Only the pictures stay out; every record is to be quoted exactly.

[begin Data provided]

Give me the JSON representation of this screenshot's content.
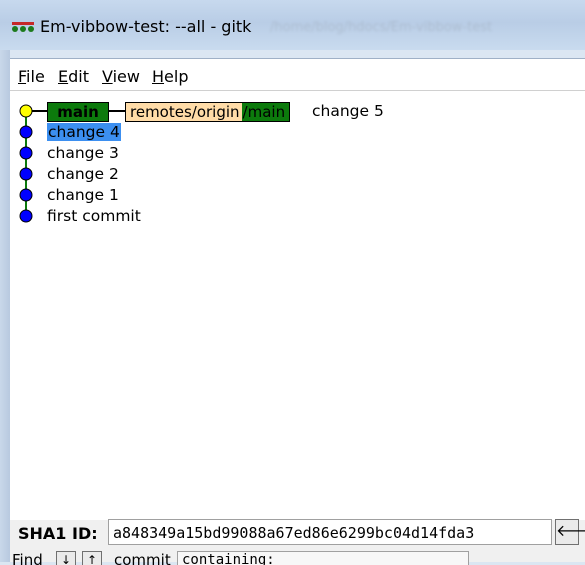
{
  "window": {
    "title": "Em-vibbow-test: --all - gitk",
    "blurred_path": "/home/blog/hdocs/Em-vibbow-test"
  },
  "menu": [
    {
      "label": "File",
      "mnemonic": "F",
      "rest": "ile"
    },
    {
      "label": "Edit",
      "mnemonic": "E",
      "rest": "dit"
    },
    {
      "label": "View",
      "mnemonic": "V",
      "rest": "iew"
    },
    {
      "label": "Help",
      "mnemonic": "H",
      "rest": "elp"
    }
  ],
  "commits": [
    {
      "label": "change 5",
      "tag_main": "main",
      "tag_remote_pre": "remotes/origin",
      "tag_remote_post": "/main"
    },
    {
      "label": "change 4",
      "selected": true
    },
    {
      "label": "change 3"
    },
    {
      "label": "change 2"
    },
    {
      "label": "change 1"
    },
    {
      "label": "first commit"
    }
  ],
  "sha": {
    "label": "SHA1 ID:",
    "value": "a848349a15bd99088a67ed86e6299bc04d14fda3",
    "back_glyph": "🡐"
  },
  "find": {
    "label": "Find",
    "down_glyph": "↓",
    "up_glyph": "↑",
    "commit_label": "commit",
    "containing": "containing:"
  },
  "colors": {
    "head_node": "#ffff00",
    "commit_node": "#0000ff",
    "branch_line": "#0c7a0c",
    "tag_green": "#0c7a0c",
    "tag_remote": "#ffdca8",
    "selection": "#3c8ff0"
  }
}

[end Data provided]

* _Task response_
Give me the JSON representation of this screenshot's content.
{
  "window": {
    "title": "Em-vibbow-test: --all - gitk",
    "blurred_path": "/home/blog/hdocs/Em-vibbow-test"
  },
  "menu": [
    {
      "label": "File",
      "mnemonic": "F",
      "rest": "ile"
    },
    {
      "label": "Edit",
      "mnemonic": "E",
      "rest": "dit"
    },
    {
      "label": "View",
      "mnemonic": "V",
      "rest": "iew"
    },
    {
      "label": "Help",
      "mnemonic": "H",
      "rest": "elp"
    }
  ],
  "commits": [
    {
      "label": "change 5",
      "tag_main": "main",
      "tag_remote_pre": "remotes/origin",
      "tag_remote_post": "/main"
    },
    {
      "label": "change 4",
      "selected": true
    },
    {
      "label": "change 3"
    },
    {
      "label": "change 2"
    },
    {
      "label": "change 1"
    },
    {
      "label": "first commit"
    }
  ],
  "sha": {
    "label": "SHA1 ID:",
    "value": "a848349a15bd99088a67ed86e6299bc04d14fda3",
    "back_glyph": "🡐"
  },
  "find": {
    "label": "Find",
    "down_glyph": "↓",
    "up_glyph": "↑",
    "commit_label": "commit",
    "containing": "containing:"
  },
  "colors": {
    "head_node": "#ffff00",
    "commit_node": "#0000ff",
    "branch_line": "#0c7a0c",
    "tag_green": "#0c7a0c",
    "tag_remote": "#ffdca8",
    "selection": "#3c8ff0"
  }
}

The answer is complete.